start RECORD EXTRACTS
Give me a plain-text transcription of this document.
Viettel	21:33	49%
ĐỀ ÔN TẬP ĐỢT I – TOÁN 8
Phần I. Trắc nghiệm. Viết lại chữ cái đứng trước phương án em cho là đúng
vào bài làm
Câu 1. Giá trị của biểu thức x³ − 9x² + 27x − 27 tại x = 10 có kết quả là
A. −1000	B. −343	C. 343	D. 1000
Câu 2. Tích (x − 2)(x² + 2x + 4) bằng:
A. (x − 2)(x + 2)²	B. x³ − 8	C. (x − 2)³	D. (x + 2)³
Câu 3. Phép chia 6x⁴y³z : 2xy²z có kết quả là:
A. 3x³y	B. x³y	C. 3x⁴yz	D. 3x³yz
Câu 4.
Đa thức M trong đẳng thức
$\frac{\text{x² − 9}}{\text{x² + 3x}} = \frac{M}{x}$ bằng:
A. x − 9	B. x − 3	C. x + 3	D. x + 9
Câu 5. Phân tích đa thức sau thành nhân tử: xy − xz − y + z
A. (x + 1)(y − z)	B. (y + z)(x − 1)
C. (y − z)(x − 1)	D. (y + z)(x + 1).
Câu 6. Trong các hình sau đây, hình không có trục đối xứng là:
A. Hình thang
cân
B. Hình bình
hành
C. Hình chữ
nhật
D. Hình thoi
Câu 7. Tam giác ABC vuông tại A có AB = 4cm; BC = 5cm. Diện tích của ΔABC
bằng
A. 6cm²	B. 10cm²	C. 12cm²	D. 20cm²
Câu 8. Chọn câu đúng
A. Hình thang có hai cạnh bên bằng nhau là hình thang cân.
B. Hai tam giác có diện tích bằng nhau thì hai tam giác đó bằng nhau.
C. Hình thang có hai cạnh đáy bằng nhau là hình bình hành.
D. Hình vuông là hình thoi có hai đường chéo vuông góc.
end RECORD EXTRACTS
#### [WRITTEN INSTRUCTION]
Give all the records again. Match them exactly.

#### [EXERCISE ANSWER]
Give me a plain-text transcription of this document.
Viettel	21:33	49%
ĐỀ ÔN TẬP ĐỢT I – TOÁN 8
Phần I. Trắc nghiệm. Viết lại chữ cái đứng trước phương án em cho là đúng
vào bài làm
Câu 1. Giá trị của biểu thức x³ − 9x² + 27x − 27 tại x = 10 có kết quả là
A. −1000	B. −343	C. 343	D. 1000
Câu 2. Tích (x − 2)(x² + 2x + 4) bằng:
A. (x − 2)(x + 2)²	B. x³ − 8	C. (x − 2)³	D. (x + 2)³
Câu 3. Phép chia 6x⁴y³z : 2xy²z có kết quả là:
A. 3x³y	B. x³y	C. 3x⁴yz	D. 3x³yz
Câu 4.
Đa thức M trong đẳng thức
$\frac{\text{x² − 9}}{\text{x² + 3x}} = \frac{M}{x}$ bằng:
A. x − 9	B. x − 3	C. x + 3	D. x + 9
Câu 5. Phân tích đa thức sau thành nhân tử: xy − xz − y + z
A. (x + 1)(y − z)	B. (y + z)(x − 1)
C. (y − z)(x − 1)	D. (y + z)(x + 1).
Câu 6. Trong các hình sau đây, hình không có trục đối xứng là:
A. Hình thang
cân
B. Hình bình
hành
C. Hình chữ
nhật
D. Hình thoi
Câu 7. Tam giác ABC vuông tại A có AB = 4cm; BC = 5cm. Diện tích của ΔABC
bằng
A. 6cm²	B. 10cm²	C. 12cm²	D. 20cm²
Câu 8. Chọn câu đúng
A. Hình thang có hai cạnh bên bằng nhau là hình thang cân.
B. Hai tam giác có diện tích bằng nhau thì hai tam giác đó bằng nhau.
C. Hình thang có hai cạnh đáy bằng nhau là hình bình hành.
D. Hình vuông là hình thoi có hai đường chéo vuông góc.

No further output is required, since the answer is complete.